## What to do
Copy every line from the records below that holds the word "this".

## Data excerpts
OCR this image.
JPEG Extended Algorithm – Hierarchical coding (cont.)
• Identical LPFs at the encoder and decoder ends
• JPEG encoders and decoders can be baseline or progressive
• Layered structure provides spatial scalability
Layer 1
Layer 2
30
* * *
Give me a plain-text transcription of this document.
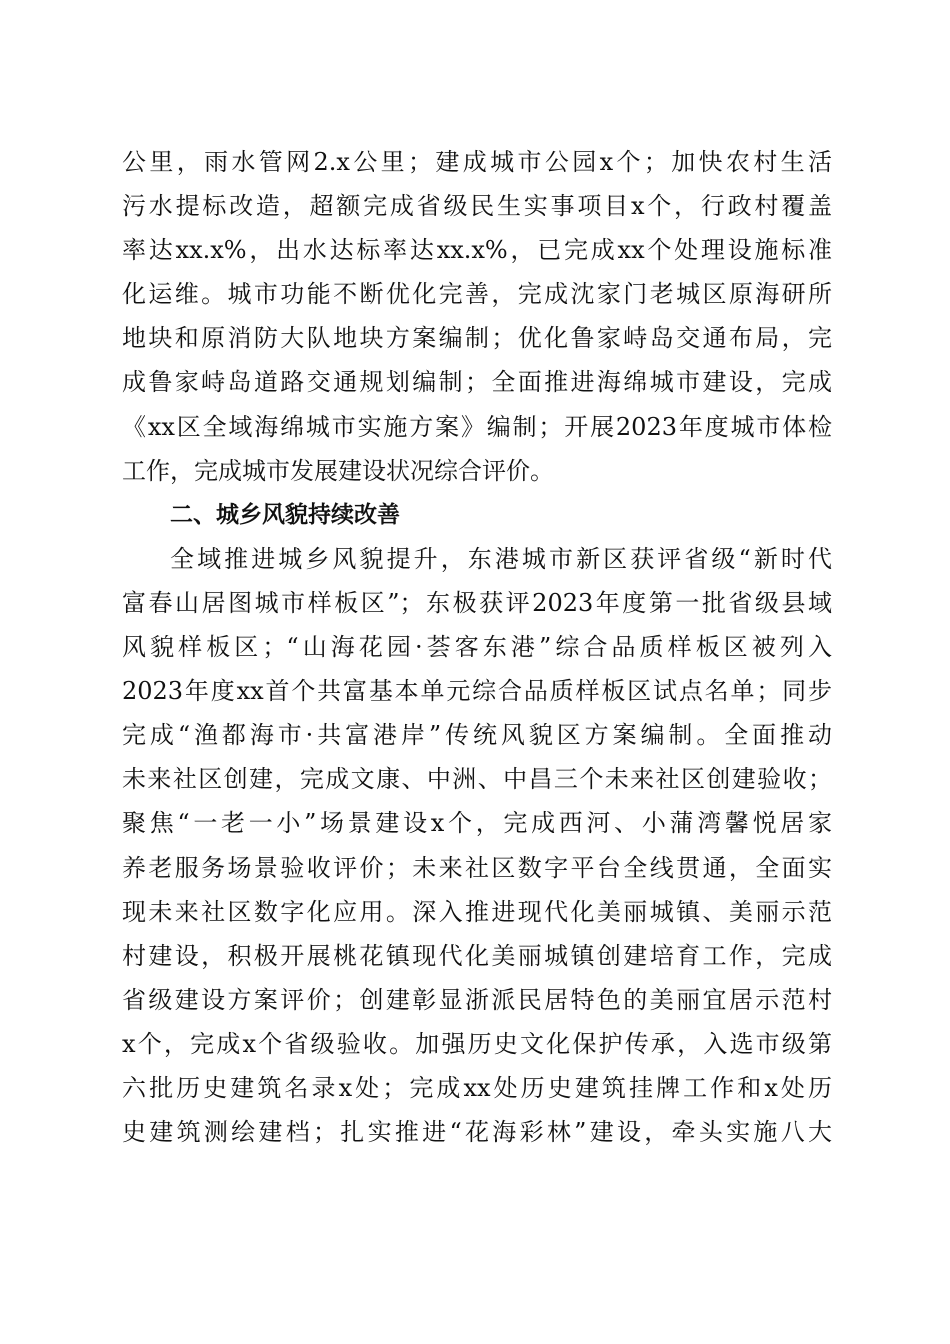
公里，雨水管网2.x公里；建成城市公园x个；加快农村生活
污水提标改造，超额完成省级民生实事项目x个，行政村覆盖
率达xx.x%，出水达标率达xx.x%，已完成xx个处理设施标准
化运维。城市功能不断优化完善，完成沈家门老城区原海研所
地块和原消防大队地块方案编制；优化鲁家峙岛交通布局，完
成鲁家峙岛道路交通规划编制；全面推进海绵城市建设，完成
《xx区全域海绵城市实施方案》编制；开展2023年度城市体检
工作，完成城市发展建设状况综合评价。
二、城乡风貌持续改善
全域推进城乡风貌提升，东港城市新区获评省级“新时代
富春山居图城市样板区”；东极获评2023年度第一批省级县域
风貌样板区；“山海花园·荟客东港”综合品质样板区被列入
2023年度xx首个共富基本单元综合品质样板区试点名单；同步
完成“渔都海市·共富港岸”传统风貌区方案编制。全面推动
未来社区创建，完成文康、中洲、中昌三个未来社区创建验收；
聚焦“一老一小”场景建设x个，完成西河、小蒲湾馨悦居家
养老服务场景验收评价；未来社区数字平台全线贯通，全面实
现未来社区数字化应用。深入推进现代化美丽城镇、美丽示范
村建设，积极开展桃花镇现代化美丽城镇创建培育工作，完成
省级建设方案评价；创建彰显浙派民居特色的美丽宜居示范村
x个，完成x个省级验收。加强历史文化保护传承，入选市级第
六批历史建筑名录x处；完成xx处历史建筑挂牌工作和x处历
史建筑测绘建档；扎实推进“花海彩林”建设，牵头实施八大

## Right answer
OCR this image.
Give me a plain-text transcription of this document.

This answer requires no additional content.